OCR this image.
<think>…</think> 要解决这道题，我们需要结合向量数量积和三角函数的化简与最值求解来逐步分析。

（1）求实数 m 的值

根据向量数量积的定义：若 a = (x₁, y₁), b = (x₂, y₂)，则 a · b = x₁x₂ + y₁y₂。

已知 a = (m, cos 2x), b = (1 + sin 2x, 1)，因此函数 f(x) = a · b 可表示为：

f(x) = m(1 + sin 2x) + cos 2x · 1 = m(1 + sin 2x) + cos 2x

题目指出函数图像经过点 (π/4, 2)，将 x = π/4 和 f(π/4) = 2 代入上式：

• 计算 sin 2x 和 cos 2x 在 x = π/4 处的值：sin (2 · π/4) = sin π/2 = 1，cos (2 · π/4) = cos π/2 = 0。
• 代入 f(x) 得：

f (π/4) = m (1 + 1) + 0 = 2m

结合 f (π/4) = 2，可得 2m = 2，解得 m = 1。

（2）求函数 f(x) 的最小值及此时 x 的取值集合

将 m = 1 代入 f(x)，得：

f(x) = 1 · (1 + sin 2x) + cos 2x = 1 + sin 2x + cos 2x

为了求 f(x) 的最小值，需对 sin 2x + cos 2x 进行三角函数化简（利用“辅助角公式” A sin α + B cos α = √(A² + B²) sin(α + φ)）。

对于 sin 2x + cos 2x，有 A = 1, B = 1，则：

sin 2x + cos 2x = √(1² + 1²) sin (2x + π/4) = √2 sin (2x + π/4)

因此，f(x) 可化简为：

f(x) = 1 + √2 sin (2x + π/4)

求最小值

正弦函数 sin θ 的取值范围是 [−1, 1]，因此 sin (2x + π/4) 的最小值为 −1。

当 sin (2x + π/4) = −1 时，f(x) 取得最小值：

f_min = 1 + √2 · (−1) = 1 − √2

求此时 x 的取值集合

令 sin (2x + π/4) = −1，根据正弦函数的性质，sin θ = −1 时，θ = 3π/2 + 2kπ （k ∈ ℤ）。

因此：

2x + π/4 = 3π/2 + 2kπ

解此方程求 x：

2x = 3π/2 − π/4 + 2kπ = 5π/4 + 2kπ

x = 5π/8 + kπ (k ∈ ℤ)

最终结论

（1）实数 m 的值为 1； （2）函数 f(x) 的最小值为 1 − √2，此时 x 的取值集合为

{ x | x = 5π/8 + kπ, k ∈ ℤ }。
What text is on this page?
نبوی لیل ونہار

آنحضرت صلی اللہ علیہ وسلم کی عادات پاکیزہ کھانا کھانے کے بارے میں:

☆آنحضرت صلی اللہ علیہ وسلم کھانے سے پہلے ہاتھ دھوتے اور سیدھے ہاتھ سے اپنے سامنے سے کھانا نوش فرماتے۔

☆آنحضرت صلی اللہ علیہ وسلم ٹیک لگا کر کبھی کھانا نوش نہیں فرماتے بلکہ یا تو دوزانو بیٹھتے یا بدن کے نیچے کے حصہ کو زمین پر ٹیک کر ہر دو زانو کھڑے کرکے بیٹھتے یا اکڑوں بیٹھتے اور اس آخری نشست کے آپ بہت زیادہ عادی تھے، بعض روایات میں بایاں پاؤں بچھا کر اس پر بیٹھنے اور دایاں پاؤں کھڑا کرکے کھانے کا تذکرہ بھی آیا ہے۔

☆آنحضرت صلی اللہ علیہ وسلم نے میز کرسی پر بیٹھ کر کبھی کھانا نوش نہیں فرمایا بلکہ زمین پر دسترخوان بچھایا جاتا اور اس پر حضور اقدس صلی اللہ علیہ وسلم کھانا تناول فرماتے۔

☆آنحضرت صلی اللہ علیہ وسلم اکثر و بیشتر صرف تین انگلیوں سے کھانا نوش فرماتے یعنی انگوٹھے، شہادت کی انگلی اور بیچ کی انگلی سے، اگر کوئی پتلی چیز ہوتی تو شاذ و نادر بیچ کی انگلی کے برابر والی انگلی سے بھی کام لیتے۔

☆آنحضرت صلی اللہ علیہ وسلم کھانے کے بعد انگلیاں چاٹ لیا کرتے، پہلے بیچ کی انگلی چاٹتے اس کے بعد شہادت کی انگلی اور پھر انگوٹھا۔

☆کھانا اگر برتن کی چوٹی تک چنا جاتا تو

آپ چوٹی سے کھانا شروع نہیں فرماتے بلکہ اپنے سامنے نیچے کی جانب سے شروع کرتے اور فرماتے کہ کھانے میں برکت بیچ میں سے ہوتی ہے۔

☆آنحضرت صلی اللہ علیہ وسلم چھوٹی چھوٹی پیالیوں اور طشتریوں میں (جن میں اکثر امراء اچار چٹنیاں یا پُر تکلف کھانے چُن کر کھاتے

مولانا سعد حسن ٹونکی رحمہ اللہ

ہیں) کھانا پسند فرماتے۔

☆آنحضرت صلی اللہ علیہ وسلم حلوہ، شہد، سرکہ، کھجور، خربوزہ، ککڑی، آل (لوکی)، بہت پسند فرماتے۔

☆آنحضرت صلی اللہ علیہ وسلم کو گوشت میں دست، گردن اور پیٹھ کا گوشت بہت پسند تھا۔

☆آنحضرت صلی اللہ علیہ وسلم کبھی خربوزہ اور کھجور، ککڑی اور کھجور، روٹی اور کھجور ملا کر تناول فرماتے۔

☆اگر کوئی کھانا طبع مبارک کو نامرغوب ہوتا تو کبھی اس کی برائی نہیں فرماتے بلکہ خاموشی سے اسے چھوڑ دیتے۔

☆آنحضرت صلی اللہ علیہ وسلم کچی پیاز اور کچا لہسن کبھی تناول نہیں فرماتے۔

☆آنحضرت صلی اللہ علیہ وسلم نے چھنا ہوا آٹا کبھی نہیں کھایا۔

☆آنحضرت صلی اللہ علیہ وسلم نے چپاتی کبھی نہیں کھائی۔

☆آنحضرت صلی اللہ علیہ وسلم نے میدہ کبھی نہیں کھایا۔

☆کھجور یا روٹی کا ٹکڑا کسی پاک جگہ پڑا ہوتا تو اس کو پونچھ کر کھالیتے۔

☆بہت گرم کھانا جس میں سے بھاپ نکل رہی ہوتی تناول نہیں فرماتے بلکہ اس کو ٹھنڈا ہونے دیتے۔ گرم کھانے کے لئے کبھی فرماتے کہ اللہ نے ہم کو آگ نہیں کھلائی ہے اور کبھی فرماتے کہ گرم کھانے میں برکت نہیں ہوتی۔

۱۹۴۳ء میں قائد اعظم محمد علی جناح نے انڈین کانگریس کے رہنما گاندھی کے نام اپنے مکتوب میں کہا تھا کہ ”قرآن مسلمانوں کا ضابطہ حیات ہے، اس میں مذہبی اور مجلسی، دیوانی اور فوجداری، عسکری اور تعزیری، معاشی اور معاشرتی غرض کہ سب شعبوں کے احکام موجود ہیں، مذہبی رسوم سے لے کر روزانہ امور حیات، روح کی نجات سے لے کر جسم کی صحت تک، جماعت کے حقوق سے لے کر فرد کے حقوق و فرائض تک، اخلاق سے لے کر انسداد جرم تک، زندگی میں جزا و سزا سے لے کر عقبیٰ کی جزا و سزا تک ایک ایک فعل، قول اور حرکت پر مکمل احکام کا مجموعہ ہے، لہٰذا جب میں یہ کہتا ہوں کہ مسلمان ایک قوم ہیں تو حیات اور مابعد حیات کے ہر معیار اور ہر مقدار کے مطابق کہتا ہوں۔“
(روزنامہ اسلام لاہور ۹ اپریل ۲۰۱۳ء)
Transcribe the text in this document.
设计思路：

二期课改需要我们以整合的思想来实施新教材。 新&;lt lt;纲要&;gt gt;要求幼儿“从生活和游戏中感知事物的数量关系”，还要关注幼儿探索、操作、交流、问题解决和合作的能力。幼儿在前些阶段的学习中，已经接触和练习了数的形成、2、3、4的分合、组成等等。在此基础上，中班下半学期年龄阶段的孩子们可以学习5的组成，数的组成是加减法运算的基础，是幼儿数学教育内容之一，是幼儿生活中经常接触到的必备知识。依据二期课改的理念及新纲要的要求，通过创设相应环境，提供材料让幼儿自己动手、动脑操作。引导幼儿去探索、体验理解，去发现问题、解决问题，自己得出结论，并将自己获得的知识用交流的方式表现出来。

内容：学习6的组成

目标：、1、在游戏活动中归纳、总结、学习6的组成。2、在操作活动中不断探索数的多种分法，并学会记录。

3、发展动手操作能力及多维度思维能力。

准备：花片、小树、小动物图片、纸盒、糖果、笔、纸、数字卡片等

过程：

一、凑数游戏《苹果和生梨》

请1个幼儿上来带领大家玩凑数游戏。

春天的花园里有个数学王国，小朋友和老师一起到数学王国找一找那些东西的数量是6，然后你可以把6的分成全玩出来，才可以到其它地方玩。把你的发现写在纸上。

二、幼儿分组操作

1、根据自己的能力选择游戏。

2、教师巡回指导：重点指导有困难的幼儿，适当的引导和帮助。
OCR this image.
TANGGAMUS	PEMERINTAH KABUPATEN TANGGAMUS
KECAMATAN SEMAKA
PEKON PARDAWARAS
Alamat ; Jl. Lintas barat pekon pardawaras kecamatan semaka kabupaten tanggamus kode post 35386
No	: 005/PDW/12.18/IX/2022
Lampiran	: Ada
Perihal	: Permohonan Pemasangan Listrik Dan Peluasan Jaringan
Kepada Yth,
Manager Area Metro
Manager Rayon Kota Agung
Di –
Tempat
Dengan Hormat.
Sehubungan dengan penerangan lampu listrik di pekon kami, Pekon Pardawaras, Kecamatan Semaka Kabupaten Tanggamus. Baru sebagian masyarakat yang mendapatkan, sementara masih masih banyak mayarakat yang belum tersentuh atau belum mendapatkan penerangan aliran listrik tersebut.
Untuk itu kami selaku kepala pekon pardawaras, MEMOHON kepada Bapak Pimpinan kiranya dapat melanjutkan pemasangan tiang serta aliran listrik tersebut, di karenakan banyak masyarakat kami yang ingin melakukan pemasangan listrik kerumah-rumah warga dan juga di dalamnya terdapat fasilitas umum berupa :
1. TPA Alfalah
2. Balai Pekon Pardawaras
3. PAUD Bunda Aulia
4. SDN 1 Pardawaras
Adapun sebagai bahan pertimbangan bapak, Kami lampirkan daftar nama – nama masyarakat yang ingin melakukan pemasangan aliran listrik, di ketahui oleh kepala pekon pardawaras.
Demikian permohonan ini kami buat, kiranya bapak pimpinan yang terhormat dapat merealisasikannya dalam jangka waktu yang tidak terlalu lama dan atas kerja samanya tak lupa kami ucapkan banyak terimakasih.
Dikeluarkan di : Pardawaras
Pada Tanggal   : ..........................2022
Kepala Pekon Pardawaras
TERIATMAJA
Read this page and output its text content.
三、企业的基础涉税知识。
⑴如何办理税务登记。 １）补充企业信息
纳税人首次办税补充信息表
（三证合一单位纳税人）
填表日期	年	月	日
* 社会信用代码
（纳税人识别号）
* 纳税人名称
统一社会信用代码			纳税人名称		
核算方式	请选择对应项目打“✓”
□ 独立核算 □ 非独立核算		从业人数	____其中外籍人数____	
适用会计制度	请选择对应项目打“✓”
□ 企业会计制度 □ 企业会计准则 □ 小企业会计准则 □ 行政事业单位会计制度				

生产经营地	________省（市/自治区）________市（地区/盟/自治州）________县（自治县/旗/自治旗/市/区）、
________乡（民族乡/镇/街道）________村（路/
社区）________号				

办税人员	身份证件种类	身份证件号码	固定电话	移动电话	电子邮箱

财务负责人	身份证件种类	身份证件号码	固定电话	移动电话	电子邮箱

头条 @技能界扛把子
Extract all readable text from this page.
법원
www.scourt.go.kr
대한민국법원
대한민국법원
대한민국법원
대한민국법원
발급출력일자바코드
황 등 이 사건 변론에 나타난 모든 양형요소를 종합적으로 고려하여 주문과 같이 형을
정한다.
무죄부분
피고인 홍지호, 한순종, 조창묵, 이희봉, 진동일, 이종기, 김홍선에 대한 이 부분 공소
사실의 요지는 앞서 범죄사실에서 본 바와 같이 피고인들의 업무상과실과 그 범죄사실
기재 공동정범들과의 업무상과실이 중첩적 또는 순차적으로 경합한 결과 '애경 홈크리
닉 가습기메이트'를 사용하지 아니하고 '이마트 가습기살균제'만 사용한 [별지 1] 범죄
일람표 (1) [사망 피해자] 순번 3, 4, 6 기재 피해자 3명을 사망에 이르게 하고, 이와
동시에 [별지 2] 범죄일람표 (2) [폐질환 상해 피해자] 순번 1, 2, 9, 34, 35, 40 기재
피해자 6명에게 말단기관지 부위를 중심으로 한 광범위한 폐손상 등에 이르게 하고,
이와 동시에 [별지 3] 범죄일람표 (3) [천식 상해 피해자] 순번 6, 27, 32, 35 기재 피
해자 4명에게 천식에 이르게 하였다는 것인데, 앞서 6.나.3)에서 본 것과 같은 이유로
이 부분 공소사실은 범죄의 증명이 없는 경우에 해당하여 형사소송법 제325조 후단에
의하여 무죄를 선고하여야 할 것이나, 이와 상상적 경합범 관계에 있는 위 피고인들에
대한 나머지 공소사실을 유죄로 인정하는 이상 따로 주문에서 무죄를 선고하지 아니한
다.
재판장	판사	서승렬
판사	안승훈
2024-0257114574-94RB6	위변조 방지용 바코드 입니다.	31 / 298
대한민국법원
==*==
Written request: In the material above, show every line where the word "ککڑی" turns up.

Full output:
☆آنحضرت صلی اللہ علیہ وسلم حلوہ، شہد، سرکہ، کھجور، خربوزہ، ککڑی، آل (لوکی)، بہت پسند فرماتے۔
☆آنحضرت صلی اللہ علیہ وسلم کبھی خربوزہ اور کھجور، ککڑی اور کھجور، روٹی اور کھجور ملا کر تناول فرماتے۔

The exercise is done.